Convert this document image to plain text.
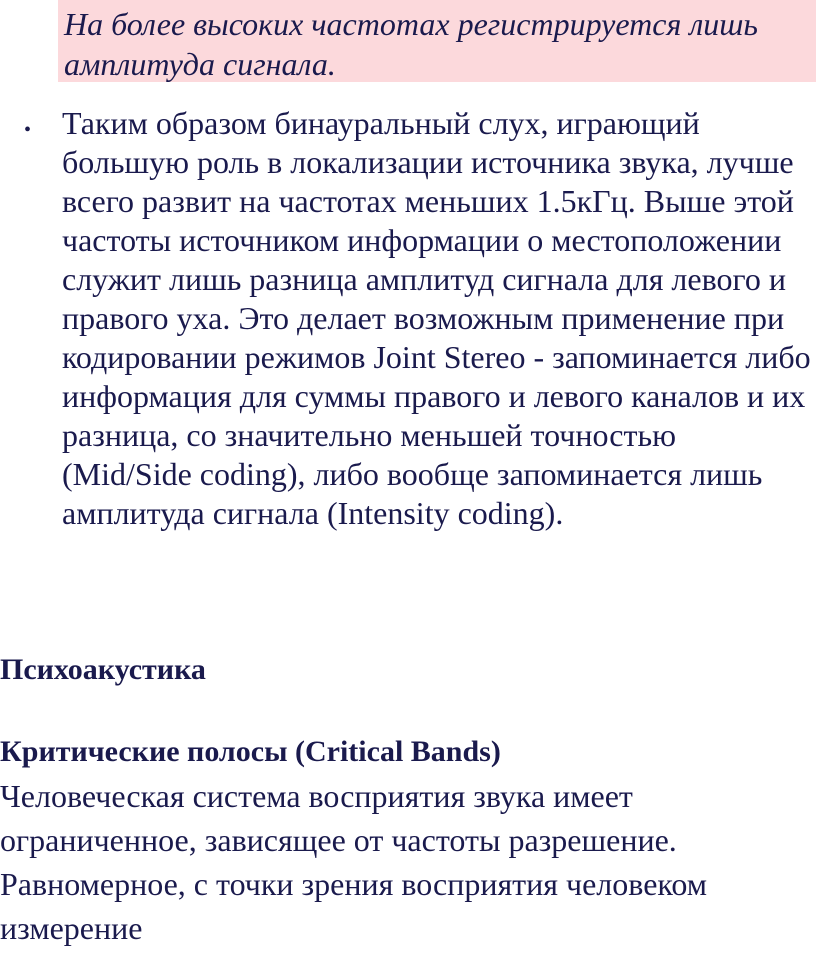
На более высоких частотах регистрируется лишь амплитуда сигнала.

• Таким образом бинауральный слух, играющий большую роль в локализации источника звука, лучше всего развит на частотах меньших 1.5кГц. Выше этой частоты источником информации о местоположении служит лишь разница амплитуд сигнала для левого и правого уха. Это делает возможным применение при кодировании режимов Joint Stereo - запоминается либо информация для суммы правого и левого каналов и их разница, со значительно меньшей точностью (Mid/Side coding), либо вообще запоминается лишь амплитуда сигнала (Intensity coding).

Психоакустика
Критические полосы (Critical Bands)

Человеческая система восприятия звука имеет ограниченное, зависящее от частоты разрешение. Равномерное, с точки зрения восприятия человеком измерение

## Exercise task
Set the listing down in full and exactly. Pictures within it should not appear in the copy.

## Final result
Convert this document image to plain text.
На более высоких частотах регистрируется лишь амплитуда сигнала.

• Таким образом бинауральный слух, играющий большую роль в локализации источника звука, лучше всего развит на частотах меньших 1.5кГц. Выше этой частоты источником информации о местоположении служит лишь разница амплитуд сигнала для левого и правого уха. Это делает возможным применение при кодировании режимов Joint Stereo - запоминается либо информация для суммы правого и левого каналов и их разница, со значительно меньшей точностью (Mid/Side coding), либо вообще запоминается лишь амплитуда сигнала (Intensity coding).

Психоакустика
Критические полосы (Critical Bands)

Человеческая система восприятия звука имеет ограниченное, зависящее от частоты разрешение. Равномерное, с точки зрения восприятия человеком измерение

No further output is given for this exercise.